#### [STATED GOAL]
Return every line of the listing below verbatim, omitting the pictures.

Spatial annotation records
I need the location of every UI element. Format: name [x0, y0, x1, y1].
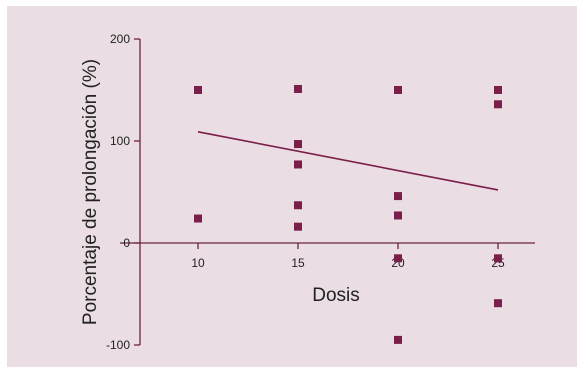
data-point [394, 335, 402, 344]
y-tick-label: 200 [110, 32, 130, 46]
data-point [294, 222, 302, 231]
trendline [197, 131, 499, 191]
data-point [394, 254, 402, 263]
data-point [394, 86, 402, 94]
data-point [494, 86, 502, 94]
data-point [494, 254, 502, 263]
data-point [294, 160, 302, 169]
x-tick-label: 15 [291, 256, 305, 270]
data-point [494, 100, 502, 109]
y-axis-label: Porcentaje de prolongación (%) [80, 59, 101, 325]
data-point [494, 299, 502, 308]
data-point [394, 211, 402, 220]
data-point [194, 86, 202, 94]
data-point [294, 140, 302, 149]
y-tick-label: 100 [110, 134, 130, 148]
data-point [294, 84, 302, 93]
x-axis-label: Dosis [312, 285, 360, 306]
y-tick-label: -100 [106, 338, 130, 352]
trendline-layer [197, 131, 499, 191]
data-point [394, 192, 402, 201]
y-tick-label: 0 [123, 236, 130, 250]
points-layer [194, 84, 502, 344]
data-point [294, 201, 302, 210]
data-point [194, 214, 202, 223]
x-tick-label: 10 [191, 256, 205, 270]
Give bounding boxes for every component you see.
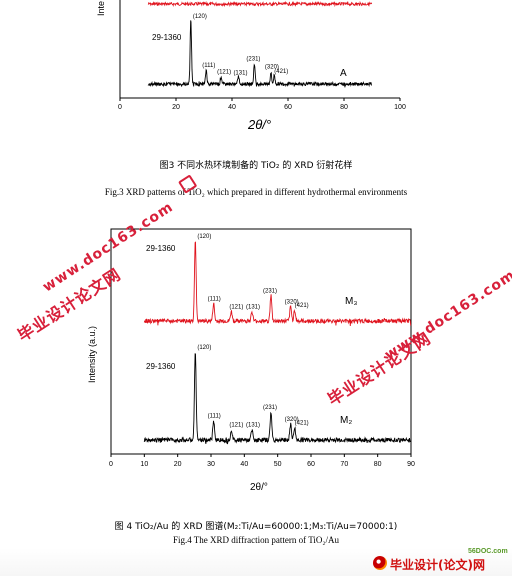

#### [EXPECTED OUTPUT]
I need the location of every UI element. Format: name [x0, y0, x1, y1].
data-point [394, 335, 402, 344]
y-tick-label: 200 [110, 32, 130, 46]
data-point [294, 222, 302, 231]
trendline [197, 131, 499, 191]
data-point [394, 254, 402, 263]
data-point [394, 86, 402, 94]
data-point [494, 86, 502, 94]
data-point [494, 254, 502, 263]
data-point [294, 160, 302, 169]
x-tick-label: 15 [291, 256, 305, 270]
data-point [494, 100, 502, 109]
y-axis-label: Porcentaje de prolongación (%) [80, 59, 101, 325]
data-point [494, 299, 502, 308]
data-point [394, 211, 402, 220]
data-point [194, 86, 202, 94]
data-point [294, 140, 302, 149]
y-tick-label: 100 [110, 134, 130, 148]
data-point [294, 84, 302, 93]
x-axis-label: Dosis [312, 285, 360, 306]
y-tick-label: -100 [106, 338, 130, 352]
trendline-layer [197, 131, 499, 191]
data-point [394, 192, 402, 201]
y-tick-label: 0 [123, 236, 130, 250]
points-layer [194, 84, 502, 344]
data-point [294, 201, 302, 210]
data-point [194, 214, 202, 223]
x-tick-label: 10 [191, 256, 205, 270]
Give bounding boxes for every component you see.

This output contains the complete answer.